WHAT YOU WILL DO ▸
Look through the material below. Copy each line that contains the string "left".

THE RECORDS ▸
^^^^^^^^^^^^^^^^

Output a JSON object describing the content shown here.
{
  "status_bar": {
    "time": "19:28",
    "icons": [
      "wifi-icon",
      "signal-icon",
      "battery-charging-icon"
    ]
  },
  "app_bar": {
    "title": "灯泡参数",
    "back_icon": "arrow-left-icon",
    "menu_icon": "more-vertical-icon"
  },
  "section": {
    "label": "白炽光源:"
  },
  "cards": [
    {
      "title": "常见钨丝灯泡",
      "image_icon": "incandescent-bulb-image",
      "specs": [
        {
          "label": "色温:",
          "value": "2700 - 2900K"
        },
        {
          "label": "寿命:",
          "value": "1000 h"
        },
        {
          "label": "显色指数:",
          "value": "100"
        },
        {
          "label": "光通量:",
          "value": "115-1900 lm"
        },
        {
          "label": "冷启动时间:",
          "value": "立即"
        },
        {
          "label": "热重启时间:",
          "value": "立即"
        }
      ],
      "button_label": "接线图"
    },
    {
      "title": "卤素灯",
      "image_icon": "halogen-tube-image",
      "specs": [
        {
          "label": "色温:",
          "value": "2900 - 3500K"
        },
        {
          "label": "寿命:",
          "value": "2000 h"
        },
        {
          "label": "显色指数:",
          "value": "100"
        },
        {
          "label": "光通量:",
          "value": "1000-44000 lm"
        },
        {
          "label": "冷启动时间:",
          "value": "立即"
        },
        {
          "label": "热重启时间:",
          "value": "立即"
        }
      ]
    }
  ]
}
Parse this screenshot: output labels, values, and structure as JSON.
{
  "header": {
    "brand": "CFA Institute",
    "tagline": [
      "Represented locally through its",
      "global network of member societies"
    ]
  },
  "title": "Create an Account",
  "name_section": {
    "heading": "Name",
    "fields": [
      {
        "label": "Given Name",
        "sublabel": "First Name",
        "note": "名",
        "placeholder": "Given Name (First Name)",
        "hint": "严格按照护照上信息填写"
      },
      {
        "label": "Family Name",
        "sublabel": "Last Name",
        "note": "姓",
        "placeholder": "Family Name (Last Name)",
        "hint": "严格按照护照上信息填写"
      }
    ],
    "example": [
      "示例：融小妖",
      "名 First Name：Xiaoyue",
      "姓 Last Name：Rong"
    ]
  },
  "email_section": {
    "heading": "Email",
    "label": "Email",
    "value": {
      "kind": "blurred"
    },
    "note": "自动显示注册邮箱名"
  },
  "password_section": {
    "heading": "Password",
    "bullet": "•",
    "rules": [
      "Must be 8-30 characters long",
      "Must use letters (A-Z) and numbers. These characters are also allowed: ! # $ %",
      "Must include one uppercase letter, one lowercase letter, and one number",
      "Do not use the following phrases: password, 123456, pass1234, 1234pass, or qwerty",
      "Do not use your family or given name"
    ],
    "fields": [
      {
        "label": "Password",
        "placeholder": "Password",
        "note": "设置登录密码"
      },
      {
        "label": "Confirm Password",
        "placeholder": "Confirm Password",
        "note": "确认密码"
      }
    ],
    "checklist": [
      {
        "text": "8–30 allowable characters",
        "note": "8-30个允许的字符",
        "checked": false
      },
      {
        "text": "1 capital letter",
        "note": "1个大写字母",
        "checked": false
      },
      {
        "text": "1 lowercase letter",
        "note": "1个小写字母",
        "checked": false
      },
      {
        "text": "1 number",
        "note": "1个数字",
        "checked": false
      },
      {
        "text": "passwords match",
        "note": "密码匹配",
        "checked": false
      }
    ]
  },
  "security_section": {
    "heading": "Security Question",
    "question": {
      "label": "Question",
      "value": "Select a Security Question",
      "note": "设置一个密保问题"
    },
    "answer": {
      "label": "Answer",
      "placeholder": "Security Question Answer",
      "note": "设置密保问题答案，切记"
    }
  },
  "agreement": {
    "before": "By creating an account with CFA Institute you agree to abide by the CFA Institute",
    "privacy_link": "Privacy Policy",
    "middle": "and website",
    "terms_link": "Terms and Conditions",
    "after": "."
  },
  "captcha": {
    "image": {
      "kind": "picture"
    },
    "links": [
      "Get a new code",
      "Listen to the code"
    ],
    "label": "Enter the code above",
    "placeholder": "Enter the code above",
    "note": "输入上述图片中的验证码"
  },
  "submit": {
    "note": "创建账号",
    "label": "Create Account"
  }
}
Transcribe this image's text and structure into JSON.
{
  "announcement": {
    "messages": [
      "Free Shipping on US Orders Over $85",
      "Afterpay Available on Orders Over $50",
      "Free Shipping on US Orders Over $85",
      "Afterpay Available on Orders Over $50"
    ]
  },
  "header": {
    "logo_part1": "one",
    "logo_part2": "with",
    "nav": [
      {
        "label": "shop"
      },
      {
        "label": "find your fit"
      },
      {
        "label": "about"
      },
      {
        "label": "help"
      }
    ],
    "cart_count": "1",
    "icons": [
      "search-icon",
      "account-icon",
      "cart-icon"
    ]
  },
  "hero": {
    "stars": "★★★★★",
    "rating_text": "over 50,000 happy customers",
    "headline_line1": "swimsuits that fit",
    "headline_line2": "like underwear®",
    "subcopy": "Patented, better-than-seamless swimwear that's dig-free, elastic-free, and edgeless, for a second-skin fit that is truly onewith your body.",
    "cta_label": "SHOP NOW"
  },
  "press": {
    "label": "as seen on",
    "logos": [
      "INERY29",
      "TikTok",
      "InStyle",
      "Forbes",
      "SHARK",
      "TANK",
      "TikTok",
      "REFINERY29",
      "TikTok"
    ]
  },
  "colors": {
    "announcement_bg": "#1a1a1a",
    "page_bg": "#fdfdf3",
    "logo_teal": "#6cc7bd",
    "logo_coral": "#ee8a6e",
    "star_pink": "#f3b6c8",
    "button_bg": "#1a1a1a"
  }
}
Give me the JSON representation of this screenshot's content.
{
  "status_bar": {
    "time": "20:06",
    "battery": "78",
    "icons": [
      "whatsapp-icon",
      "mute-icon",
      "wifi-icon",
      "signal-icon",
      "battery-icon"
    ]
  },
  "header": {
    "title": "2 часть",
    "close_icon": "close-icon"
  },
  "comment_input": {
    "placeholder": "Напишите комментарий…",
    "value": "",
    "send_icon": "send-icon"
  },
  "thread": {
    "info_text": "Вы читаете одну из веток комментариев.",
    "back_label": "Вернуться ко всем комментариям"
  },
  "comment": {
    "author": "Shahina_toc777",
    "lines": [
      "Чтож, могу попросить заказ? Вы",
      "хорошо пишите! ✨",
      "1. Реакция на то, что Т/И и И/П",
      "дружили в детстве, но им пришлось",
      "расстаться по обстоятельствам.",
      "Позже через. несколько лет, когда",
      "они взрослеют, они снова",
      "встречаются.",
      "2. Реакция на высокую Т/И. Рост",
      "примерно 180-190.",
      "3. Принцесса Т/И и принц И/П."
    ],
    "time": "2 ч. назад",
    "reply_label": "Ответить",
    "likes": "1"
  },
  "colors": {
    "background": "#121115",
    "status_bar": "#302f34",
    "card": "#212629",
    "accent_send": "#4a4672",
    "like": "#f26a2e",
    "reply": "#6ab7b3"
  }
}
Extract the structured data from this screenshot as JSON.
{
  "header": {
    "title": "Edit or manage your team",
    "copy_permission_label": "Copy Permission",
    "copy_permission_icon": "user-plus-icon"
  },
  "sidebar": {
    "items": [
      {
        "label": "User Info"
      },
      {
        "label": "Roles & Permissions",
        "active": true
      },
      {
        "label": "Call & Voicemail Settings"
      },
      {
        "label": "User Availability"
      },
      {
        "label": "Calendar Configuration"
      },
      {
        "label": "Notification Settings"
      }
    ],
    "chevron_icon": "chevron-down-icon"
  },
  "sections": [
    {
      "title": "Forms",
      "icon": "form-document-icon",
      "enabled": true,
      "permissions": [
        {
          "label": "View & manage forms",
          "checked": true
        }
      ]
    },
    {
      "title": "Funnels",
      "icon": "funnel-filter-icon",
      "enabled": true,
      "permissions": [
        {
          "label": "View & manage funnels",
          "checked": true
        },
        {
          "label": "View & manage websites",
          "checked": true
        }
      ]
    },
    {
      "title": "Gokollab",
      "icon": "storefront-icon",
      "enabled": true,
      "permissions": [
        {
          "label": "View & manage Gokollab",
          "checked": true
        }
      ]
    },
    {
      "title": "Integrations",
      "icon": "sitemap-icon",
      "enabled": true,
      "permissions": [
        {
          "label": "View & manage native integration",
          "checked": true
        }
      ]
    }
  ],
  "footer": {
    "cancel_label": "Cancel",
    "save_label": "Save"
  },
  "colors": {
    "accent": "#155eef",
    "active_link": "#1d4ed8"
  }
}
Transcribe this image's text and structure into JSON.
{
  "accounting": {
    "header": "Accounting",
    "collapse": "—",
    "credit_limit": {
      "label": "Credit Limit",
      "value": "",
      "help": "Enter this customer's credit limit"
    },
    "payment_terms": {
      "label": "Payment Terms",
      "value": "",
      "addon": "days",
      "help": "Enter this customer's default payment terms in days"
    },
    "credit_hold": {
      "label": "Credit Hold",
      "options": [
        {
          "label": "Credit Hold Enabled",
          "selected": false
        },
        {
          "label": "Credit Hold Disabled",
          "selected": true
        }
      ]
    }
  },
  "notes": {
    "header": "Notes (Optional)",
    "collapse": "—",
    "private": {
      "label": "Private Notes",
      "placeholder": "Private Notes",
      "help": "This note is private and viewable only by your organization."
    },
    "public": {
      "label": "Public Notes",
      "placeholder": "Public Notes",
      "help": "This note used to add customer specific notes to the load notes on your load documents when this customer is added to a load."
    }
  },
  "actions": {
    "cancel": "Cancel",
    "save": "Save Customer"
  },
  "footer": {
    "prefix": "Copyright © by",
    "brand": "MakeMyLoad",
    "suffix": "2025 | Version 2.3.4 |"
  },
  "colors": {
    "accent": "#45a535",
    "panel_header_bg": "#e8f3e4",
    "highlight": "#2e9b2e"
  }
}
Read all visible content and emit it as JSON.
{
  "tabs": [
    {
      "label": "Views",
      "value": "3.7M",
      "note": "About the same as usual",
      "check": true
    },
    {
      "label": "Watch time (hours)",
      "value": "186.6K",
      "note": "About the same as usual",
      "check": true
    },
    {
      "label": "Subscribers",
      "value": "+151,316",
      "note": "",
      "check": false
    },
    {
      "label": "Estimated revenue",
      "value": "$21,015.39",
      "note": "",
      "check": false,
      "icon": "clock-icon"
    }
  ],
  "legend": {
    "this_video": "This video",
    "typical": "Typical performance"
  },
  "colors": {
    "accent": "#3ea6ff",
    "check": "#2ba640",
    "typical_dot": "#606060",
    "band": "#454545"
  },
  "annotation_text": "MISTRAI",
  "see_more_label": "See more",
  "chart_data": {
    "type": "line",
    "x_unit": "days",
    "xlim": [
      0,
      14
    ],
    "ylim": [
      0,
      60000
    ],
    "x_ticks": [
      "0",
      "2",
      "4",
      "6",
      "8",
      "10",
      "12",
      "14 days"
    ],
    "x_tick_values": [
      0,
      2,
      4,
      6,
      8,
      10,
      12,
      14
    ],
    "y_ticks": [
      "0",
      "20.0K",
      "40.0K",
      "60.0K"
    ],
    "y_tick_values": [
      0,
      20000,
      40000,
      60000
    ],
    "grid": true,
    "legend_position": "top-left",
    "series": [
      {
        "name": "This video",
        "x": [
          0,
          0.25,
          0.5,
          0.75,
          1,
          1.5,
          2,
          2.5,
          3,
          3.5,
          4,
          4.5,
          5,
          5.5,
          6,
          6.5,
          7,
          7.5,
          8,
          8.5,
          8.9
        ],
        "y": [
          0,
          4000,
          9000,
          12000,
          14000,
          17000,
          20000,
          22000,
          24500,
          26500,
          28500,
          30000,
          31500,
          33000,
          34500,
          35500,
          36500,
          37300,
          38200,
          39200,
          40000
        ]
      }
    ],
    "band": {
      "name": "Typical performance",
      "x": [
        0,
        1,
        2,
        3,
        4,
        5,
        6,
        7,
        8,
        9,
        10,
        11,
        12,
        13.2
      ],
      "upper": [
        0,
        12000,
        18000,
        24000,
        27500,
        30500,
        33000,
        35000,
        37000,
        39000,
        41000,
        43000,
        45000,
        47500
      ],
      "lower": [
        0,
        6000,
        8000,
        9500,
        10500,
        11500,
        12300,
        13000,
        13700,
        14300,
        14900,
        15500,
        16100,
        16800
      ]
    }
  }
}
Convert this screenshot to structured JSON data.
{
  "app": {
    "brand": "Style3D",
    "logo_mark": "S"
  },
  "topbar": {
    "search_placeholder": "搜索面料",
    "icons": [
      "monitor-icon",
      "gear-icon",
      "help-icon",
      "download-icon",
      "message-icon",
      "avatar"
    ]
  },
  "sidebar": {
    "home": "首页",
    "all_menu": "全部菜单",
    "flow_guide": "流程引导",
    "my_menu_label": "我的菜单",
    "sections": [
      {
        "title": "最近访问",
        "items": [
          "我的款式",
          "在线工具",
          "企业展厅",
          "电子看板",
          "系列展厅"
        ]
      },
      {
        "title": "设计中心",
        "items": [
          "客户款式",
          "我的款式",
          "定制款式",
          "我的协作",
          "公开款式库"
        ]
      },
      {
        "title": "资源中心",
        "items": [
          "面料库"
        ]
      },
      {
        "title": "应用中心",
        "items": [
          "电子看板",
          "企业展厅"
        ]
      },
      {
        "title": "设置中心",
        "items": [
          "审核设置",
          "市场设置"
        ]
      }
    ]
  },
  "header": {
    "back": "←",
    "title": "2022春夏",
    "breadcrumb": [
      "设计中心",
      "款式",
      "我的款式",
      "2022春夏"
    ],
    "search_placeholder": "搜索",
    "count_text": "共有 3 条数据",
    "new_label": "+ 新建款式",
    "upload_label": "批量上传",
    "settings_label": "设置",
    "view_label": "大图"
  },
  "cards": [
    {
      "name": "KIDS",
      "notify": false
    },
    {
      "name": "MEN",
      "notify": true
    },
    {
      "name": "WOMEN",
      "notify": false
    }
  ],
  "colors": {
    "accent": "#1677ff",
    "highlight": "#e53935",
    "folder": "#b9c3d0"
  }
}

^^^^^^^^^^^^^^^^

EXERCISE RESULT ▸
    "back_icon": "arrow-left-icon",
    "legend_position": "top-left",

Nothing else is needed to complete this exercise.